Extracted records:

.....

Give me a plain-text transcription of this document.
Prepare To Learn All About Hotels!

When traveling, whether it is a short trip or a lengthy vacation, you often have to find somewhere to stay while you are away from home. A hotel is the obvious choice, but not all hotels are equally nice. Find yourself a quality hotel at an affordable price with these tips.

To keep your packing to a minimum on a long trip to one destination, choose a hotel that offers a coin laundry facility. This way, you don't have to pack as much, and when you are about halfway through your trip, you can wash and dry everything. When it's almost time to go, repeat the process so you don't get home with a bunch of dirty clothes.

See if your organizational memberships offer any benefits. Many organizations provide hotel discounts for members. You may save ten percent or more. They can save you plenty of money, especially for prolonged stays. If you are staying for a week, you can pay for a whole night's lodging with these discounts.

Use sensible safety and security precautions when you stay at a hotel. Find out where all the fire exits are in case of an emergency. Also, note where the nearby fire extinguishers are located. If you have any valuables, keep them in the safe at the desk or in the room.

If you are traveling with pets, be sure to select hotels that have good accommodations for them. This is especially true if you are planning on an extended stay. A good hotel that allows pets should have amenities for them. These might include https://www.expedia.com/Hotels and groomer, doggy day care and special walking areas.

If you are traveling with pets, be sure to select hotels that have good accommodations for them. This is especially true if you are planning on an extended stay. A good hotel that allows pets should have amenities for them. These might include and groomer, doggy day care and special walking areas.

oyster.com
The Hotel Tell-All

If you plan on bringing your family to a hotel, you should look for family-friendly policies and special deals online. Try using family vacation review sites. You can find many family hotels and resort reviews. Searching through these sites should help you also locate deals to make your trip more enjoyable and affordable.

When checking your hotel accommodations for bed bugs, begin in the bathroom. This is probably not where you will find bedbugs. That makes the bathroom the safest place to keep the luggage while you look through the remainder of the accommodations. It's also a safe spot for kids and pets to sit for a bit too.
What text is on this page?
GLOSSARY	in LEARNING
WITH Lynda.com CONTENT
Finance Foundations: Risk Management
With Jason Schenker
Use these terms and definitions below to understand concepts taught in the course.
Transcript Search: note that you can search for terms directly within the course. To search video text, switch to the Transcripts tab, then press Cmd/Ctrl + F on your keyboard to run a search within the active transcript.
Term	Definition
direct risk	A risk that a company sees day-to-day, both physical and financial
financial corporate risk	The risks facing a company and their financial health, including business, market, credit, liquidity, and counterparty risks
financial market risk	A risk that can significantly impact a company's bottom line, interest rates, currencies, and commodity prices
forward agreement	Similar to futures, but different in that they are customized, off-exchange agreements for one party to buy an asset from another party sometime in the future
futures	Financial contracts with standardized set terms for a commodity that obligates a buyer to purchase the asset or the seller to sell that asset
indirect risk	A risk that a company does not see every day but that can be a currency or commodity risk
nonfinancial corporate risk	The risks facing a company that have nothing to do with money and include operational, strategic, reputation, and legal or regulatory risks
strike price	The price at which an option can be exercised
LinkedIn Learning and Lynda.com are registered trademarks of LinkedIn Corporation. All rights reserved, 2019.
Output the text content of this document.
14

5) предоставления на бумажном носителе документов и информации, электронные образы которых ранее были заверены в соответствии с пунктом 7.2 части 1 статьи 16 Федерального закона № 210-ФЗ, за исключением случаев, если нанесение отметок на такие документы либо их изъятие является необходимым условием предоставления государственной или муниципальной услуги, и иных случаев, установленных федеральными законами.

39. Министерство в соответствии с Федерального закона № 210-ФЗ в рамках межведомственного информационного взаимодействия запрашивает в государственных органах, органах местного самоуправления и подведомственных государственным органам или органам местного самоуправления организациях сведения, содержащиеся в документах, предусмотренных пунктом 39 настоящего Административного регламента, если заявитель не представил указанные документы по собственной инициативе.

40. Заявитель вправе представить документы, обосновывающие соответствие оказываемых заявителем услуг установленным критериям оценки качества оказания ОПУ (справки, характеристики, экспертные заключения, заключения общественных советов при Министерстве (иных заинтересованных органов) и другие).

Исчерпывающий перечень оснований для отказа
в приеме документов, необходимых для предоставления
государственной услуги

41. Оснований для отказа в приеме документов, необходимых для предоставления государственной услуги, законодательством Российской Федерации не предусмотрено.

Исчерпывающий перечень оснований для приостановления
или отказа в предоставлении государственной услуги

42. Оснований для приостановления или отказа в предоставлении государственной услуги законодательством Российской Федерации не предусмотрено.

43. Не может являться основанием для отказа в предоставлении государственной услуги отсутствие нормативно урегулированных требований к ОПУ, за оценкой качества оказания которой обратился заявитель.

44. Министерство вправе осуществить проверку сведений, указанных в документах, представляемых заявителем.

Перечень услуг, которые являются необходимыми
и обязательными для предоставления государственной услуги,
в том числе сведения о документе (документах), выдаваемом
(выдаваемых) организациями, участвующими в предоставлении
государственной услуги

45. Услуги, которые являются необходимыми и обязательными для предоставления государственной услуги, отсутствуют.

.....

» Exercise brief: Reproduce the full listing exactly.

» Response to this exercise:
Give me a plain-text transcription of this document.
Prepare To Learn All About Hotels!

When traveling, whether it is a short trip or a lengthy vacation, you often have to find somewhere to stay while you are away from home. A hotel is the obvious choice, but not all hotels are equally nice. Find yourself a quality hotel at an affordable price with these tips.

To keep your packing to a minimum on a long trip to one destination, choose a hotel that offers a coin laundry facility. This way, you don't have to pack as much, and when you are about halfway through your trip, you can wash and dry everything. When it's almost time to go, repeat the process so you don't get home with a bunch of dirty clothes.

See if your organizational memberships offer any benefits. Many organizations provide hotel discounts for members. You may save ten percent or more. They can save you plenty of money, especially for prolonged stays. If you are staying for a week, you can pay for a whole night's lodging with these discounts.

Use sensible safety and security precautions when you stay at a hotel. Find out where all the fire exits are in case of an emergency. Also, note where the nearby fire extinguishers are located. If you have any valuables, keep them in the safe at the desk or in the room.

If you are traveling with pets, be sure to select hotels that have good accommodations for them. This is especially true if you are planning on an extended stay. A good hotel that allows pets should have amenities for them. These might include https://www.expedia.com/Hotels and groomer, doggy day care and special walking areas.

If you are traveling with pets, be sure to select hotels that have good accommodations for them. This is especially true if you are planning on an extended stay. A good hotel that allows pets should have amenities for them. These might include and groomer, doggy day care and special walking areas.

oyster.com
The Hotel Tell-All

If you plan on bringing your family to a hotel, you should look for family-friendly policies and special deals online. Try using family vacation review sites. You can find many family hotels and resort reviews. Searching through these sites should help you also locate deals to make your trip more enjoyable and affordable.

When checking your hotel accommodations for bed bugs, begin in the bathroom. This is probably not where you will find bedbugs. That makes the bathroom the safest place to keep the luggage while you look through the remainder of the accommodations. It's also a safe spot for kids and pets to sit for a bit too.
What text is on this page?
GLOSSARY	in LEARNING
WITH Lynda.com CONTENT
Finance Foundations: Risk Management
With Jason Schenker
Use these terms and definitions below to understand concepts taught in the course.
Transcript Search: note that you can search for terms directly within the course. To search video text, switch to the Transcripts tab, then press Cmd/Ctrl + F on your keyboard to run a search within the active transcript.
Term	Definition
direct risk	A risk that a company sees day-to-day, both physical and financial
financial corporate risk	The risks facing a company and their financial health, including business, market, credit, liquidity, and counterparty risks
financial market risk	A risk that can significantly impact a company's bottom line, interest rates, currencies, and commodity prices
forward agreement	Similar to futures, but different in that they are customized, off-exchange agreements for one party to buy an asset from another party sometime in the future
futures	Financial contracts with standardized set terms for a commodity that obligates a buyer to purchase the asset or the seller to sell that asset
indirect risk	A risk that a company does not see every day but that can be a currency or commodity risk
nonfinancial corporate risk	The risks facing a company that have nothing to do with money and include operational, strategic, reputation, and legal or regulatory risks
strike price	The price at which an option can be exercised
LinkedIn Learning and Lynda.com are registered trademarks of LinkedIn Corporation. All rights reserved, 2019.
Output the text content of this document.
14

5) предоставления на бумажном носителе документов и информации, электронные образы которых ранее были заверены в соответствии с пунктом 7.2 части 1 статьи 16 Федерального закона № 210-ФЗ, за исключением случаев, если нанесение отметок на такие документы либо их изъятие является необходимым условием предоставления государственной или муниципальной услуги, и иных случаев, установленных федеральными законами.

39. Министерство в соответствии с Федерального закона № 210-ФЗ в рамках межведомственного информационного взаимодействия запрашивает в государственных органах, органах местного самоуправления и подведомственных государственным органам или органам местного самоуправления организациях сведения, содержащиеся в документах, предусмотренных пунктом 39 настоящего Административного регламента, если заявитель не представил указанные документы по собственной инициативе.

40. Заявитель вправе представить документы, обосновывающие соответствие оказываемых заявителем услуг установленным критериям оценки качества оказания ОПУ (справки, характеристики, экспертные заключения, заключения общественных советов при Министерстве (иных заинтересованных органов) и другие).

Исчерпывающий перечень оснований для отказа
в приеме документов, необходимых для предоставления
государственной услуги

41. Оснований для отказа в приеме документов, необходимых для предоставления государственной услуги, законодательством Российской Федерации не предусмотрено.

Исчерпывающий перечень оснований для приостановления
или отказа в предоставлении государственной услуги

42. Оснований для приостановления или отказа в предоставлении государственной услуги законодательством Российской Федерации не предусмотрено.

43. Не может являться основанием для отказа в предоставлении государственной услуги отсутствие нормативно урегулированных требований к ОПУ, за оценкой качества оказания которой обратился заявитель.

44. Министерство вправе осуществить проверку сведений, указанных в документах, представляемых заявителем.

Перечень услуг, которые являются необходимыми
и обязательными для предоставления государственной услуги,
в том числе сведения о документе (документах), выдаваемом
(выдаваемых) организациями, участвующими в предоставлении
государственной услуги

45. Услуги, которые являются необходимыми и обязательными для предоставления государственной услуги, отсутствуют.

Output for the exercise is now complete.